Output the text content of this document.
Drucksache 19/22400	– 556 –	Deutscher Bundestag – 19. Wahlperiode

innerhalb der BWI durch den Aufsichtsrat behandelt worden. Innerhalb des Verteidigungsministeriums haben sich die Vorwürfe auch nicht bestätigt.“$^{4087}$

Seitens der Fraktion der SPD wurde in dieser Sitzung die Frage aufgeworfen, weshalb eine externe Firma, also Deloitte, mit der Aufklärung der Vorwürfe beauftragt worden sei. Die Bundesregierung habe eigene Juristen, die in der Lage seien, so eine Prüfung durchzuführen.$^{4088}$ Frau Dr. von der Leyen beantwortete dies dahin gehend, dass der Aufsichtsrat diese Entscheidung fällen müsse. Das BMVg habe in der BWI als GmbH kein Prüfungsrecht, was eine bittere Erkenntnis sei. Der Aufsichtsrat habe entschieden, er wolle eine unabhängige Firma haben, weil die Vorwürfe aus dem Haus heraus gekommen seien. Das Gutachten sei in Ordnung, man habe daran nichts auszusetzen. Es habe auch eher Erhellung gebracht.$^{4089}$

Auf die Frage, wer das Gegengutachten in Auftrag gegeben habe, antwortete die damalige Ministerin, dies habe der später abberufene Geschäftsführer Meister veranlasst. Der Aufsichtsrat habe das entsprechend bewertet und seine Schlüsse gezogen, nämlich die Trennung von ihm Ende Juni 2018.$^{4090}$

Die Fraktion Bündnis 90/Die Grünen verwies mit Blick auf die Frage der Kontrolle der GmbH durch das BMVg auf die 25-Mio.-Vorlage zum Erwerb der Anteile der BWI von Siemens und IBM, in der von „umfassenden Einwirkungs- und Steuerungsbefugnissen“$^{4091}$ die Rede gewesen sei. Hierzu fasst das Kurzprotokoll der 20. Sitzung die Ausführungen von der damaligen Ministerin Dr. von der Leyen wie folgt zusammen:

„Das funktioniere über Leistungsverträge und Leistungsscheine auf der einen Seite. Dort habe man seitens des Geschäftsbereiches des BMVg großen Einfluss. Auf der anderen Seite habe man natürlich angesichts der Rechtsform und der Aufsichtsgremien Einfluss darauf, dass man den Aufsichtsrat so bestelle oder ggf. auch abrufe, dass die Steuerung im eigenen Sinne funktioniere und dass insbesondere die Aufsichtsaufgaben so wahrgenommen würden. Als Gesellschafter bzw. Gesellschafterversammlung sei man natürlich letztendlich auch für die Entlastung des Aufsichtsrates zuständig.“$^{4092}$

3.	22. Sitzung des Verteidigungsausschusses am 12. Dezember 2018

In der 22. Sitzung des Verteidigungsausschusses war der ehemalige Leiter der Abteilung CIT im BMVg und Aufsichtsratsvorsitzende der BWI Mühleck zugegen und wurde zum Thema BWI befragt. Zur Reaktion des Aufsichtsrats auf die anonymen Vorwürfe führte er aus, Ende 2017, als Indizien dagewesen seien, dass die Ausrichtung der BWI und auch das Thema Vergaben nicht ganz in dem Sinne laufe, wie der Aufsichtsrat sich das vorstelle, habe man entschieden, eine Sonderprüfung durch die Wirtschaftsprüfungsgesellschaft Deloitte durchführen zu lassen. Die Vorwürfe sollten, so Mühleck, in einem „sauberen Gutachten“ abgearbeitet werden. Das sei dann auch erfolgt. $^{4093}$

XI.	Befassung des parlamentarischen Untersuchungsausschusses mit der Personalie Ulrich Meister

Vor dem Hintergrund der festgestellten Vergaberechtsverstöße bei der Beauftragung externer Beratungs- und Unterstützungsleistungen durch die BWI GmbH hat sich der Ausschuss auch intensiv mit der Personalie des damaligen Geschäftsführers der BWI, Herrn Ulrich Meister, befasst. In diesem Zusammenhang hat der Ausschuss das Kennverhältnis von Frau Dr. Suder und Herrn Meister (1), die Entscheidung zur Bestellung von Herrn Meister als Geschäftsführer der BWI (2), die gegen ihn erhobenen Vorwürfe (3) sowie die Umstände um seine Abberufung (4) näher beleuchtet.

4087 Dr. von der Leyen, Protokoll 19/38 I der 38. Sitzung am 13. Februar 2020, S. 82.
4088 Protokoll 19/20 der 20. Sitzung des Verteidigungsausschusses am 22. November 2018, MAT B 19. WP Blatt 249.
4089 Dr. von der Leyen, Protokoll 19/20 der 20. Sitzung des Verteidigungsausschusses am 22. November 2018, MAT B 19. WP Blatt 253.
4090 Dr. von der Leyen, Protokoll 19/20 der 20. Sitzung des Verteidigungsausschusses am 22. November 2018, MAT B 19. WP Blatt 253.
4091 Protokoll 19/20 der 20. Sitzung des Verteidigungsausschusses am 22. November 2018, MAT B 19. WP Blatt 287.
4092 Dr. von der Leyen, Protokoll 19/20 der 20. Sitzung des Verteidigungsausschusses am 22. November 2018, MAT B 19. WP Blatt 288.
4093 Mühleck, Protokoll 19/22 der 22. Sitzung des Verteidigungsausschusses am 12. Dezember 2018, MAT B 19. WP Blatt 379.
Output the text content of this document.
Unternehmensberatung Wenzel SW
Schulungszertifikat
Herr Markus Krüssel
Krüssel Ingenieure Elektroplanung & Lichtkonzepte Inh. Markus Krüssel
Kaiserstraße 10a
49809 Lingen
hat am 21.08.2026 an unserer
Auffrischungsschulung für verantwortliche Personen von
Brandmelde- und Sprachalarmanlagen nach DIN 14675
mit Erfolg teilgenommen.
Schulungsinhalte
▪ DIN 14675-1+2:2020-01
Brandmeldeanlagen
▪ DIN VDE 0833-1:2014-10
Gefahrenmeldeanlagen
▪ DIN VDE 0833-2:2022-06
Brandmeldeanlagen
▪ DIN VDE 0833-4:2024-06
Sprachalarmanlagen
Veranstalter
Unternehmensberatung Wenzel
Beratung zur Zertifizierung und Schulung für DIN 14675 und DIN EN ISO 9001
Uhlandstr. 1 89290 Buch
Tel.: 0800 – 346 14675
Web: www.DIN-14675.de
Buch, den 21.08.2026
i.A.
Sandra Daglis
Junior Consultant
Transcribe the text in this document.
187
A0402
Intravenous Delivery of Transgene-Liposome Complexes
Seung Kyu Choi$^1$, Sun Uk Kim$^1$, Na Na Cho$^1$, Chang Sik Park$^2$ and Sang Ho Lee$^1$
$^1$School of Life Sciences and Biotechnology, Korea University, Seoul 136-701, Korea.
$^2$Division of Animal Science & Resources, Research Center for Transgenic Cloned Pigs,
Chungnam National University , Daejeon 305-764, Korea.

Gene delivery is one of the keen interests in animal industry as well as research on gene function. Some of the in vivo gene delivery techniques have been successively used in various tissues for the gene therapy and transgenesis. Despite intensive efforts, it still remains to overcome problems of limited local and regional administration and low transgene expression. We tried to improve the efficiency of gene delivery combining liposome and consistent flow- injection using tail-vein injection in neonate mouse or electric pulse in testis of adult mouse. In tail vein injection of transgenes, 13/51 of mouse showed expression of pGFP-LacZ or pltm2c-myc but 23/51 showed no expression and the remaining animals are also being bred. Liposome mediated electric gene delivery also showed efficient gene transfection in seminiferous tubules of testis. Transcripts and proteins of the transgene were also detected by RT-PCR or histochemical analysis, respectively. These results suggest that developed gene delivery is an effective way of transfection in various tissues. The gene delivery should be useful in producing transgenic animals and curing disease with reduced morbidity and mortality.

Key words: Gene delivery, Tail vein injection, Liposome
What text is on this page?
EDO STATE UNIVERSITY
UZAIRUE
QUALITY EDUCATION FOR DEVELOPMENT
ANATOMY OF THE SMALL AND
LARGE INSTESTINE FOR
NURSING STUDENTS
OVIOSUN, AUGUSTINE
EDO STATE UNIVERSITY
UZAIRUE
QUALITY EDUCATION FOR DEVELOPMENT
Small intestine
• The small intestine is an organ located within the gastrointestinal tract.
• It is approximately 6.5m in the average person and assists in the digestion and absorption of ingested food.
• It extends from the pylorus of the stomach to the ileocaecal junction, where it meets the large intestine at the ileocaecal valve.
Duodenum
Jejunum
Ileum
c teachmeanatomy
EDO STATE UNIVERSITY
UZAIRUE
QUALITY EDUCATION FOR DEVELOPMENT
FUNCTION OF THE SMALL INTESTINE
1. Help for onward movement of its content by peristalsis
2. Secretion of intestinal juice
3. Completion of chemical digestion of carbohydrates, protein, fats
* * * *
* Task brief: Whenever a line in the material contains the word "Wenzel", copy that line.

* Output for this exercise:
Unternehmensberatung Wenzel SW
Unternehmensberatung Wenzel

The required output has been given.